Goal
Read the data and repeat it in full, exactly.

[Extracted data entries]
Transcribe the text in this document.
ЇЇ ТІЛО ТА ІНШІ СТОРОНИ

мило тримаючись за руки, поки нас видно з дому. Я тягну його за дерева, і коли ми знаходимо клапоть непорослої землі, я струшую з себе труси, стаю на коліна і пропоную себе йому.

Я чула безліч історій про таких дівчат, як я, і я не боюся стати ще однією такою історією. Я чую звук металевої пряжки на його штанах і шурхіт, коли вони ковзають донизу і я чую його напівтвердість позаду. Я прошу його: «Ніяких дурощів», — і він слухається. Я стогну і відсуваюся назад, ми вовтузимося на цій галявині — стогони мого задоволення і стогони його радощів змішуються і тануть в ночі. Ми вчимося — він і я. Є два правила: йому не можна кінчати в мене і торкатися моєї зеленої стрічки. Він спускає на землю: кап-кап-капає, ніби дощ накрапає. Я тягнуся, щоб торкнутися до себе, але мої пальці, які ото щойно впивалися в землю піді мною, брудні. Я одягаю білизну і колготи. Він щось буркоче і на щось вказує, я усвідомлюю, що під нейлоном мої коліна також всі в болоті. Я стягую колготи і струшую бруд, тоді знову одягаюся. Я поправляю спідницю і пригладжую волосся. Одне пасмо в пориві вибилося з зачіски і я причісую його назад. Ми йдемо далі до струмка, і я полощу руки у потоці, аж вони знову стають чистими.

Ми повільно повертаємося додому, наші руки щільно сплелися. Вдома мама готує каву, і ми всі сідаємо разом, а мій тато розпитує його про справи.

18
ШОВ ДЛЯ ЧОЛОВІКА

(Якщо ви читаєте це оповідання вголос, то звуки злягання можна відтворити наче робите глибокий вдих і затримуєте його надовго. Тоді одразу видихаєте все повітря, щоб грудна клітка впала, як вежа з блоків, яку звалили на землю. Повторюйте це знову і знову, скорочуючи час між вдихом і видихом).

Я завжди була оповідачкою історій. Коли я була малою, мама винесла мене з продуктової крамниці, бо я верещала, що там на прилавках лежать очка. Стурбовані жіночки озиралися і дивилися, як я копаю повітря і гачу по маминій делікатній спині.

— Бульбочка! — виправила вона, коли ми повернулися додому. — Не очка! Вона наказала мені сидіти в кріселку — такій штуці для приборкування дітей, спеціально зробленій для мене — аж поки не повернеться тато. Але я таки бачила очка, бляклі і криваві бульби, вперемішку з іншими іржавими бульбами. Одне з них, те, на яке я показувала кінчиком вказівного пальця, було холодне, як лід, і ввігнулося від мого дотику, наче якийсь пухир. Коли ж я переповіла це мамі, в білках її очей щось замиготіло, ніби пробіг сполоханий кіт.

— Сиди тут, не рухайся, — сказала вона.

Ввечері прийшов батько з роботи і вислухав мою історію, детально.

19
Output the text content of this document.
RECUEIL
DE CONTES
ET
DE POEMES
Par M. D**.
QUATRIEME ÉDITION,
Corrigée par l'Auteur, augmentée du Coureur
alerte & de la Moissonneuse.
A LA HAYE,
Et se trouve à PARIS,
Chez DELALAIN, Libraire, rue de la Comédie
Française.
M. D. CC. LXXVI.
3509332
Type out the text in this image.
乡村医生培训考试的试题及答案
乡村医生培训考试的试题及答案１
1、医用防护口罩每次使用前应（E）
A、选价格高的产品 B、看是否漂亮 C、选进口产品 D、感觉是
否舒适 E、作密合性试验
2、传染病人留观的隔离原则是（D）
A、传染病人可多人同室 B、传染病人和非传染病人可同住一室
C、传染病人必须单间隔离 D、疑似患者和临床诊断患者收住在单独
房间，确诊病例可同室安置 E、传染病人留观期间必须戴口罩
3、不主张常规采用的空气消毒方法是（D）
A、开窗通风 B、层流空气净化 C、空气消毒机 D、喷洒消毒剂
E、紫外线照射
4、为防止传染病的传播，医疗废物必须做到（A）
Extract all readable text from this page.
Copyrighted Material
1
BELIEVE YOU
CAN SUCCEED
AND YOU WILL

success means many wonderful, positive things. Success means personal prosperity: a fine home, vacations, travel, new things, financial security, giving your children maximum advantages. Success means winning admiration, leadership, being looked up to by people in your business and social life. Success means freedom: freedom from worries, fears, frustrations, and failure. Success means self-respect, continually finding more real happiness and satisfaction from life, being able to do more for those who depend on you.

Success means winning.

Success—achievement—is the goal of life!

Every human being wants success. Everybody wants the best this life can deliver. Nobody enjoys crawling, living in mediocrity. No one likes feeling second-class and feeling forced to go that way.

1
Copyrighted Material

Solution to this exercise
Transcribe the text in this document.
ЇЇ ТІЛО ТА ІНШІ СТОРОНИ

мило тримаючись за руки, поки нас видно з дому. Я тягну його за дерева, і коли ми знаходимо клапоть непорослої землі, я струшую з себе труси, стаю на коліна і пропоную себе йому.

Я чула безліч історій про таких дівчат, як я, і я не боюся стати ще однією такою історією. Я чую звук металевої пряжки на його штанах і шурхіт, коли вони ковзають донизу і я чую його напівтвердість позаду. Я прошу його: «Ніяких дурощів», — і він слухається. Я стогну і відсуваюся назад, ми вовтузимося на цій галявині — стогони мого задоволення і стогони його радощів змішуються і тануть в ночі. Ми вчимося — він і я. Є два правила: йому не можна кінчати в мене і торкатися моєї зеленої стрічки. Він спускає на землю: кап-кап-капає, ніби дощ накрапає. Я тягнуся, щоб торкнутися до себе, але мої пальці, які ото щойно впивалися в землю піді мною, брудні. Я одягаю білизну і колготи. Він щось буркоче і на щось вказує, я усвідомлюю, що під нейлоном мої коліна також всі в болоті. Я стягую колготи і струшую бруд, тоді знову одягаюся. Я поправляю спідницю і пригладжую волосся. Одне пасмо в пориві вибилося з зачіски і я причісую його назад. Ми йдемо далі до струмка, і я полощу руки у потоці, аж вони знову стають чистими.

Ми повільно повертаємося додому, наші руки щільно сплелися. Вдома мама готує каву, і ми всі сідаємо разом, а мій тато розпитує його про справи.

18
ШОВ ДЛЯ ЧОЛОВІКА

(Якщо ви читаєте це оповідання вголос, то звуки злягання можна відтворити наче робите глибокий вдих і затримуєте його надовго. Тоді одразу видихаєте все повітря, щоб грудна клітка впала, як вежа з блоків, яку звалили на землю. Повторюйте це знову і знову, скорочуючи час між вдихом і видихом).

Я завжди була оповідачкою історій. Коли я була малою, мама винесла мене з продуктової крамниці, бо я верещала, що там на прилавках лежать очка. Стурбовані жіночки озиралися і дивилися, як я копаю повітря і гачу по маминій делікатній спині.

— Бульбочка! — виправила вона, коли ми повернулися додому. — Не очка! Вона наказала мені сидіти в кріселку — такій штуці для приборкування дітей, спеціально зробленій для мене — аж поки не повернеться тато. Але я таки бачила очка, бляклі і криваві бульби, вперемішку з іншими іржавими бульбами. Одне з них, те, на яке я показувала кінчиком вказівного пальця, було холодне, як лід, і ввігнулося від мого дотику, наче якийсь пухир. Коли ж я переповіла це мамі, в білках її очей щось замиготіло, ніби пробіг сполоханий кіт.

— Сиди тут, не рухайся, — сказала вона.

Ввечері прийшов батько з роботи і вислухав мою історію, детально.

19
Output the text content of this document.
RECUEIL
DE CONTES
ET
DE POEMES
Par M. D**.
QUATRIEME ÉDITION,
Corrigée par l'Auteur, augmentée du Coureur
alerte & de la Moissonneuse.
A LA HAYE,
Et se trouve à PARIS,
Chez DELALAIN, Libraire, rue de la Comédie
Française.
M. D. CC. LXXVI.
3509332
Type out the text in this image.
乡村医生培训考试的试题及答案
乡村医生培训考试的试题及答案１
1、医用防护口罩每次使用前应（E）
A、选价格高的产品 B、看是否漂亮 C、选进口产品 D、感觉是
否舒适 E、作密合性试验
2、传染病人留观的隔离原则是（D）
A、传染病人可多人同室 B、传染病人和非传染病人可同住一室
C、传染病人必须单间隔离 D、疑似患者和临床诊断患者收住在单独
房间，确诊病例可同室安置 E、传染病人留观期间必须戴口罩
3、不主张常规采用的空气消毒方法是（D）
A、开窗通风 B、层流空气净化 C、空气消毒机 D、喷洒消毒剂
E、紫外线照射
4、为防止传染病的传播，医疗废物必须做到（A）
Extract all readable text from this page.
Copyrighted Material
1
BELIEVE YOU
CAN SUCCEED
AND YOU WILL

success means many wonderful, positive things. Success means personal prosperity: a fine home, vacations, travel, new things, financial security, giving your children maximum advantages. Success means winning admiration, leadership, being looked up to by people in your business and social life. Success means freedom: freedom from worries, fears, frustrations, and failure. Success means self-respect, continually finding more real happiness and satisfaction from life, being able to do more for those who depend on you.

Success means winning.

Success—achievement—is the goal of life!

Every human being wants success. Everybody wants the best this life can deliver. Nobody enjoys crawling, living in mediocrity. No one likes feeling second-class and feeling forced to go that way.

1
Copyrighted Material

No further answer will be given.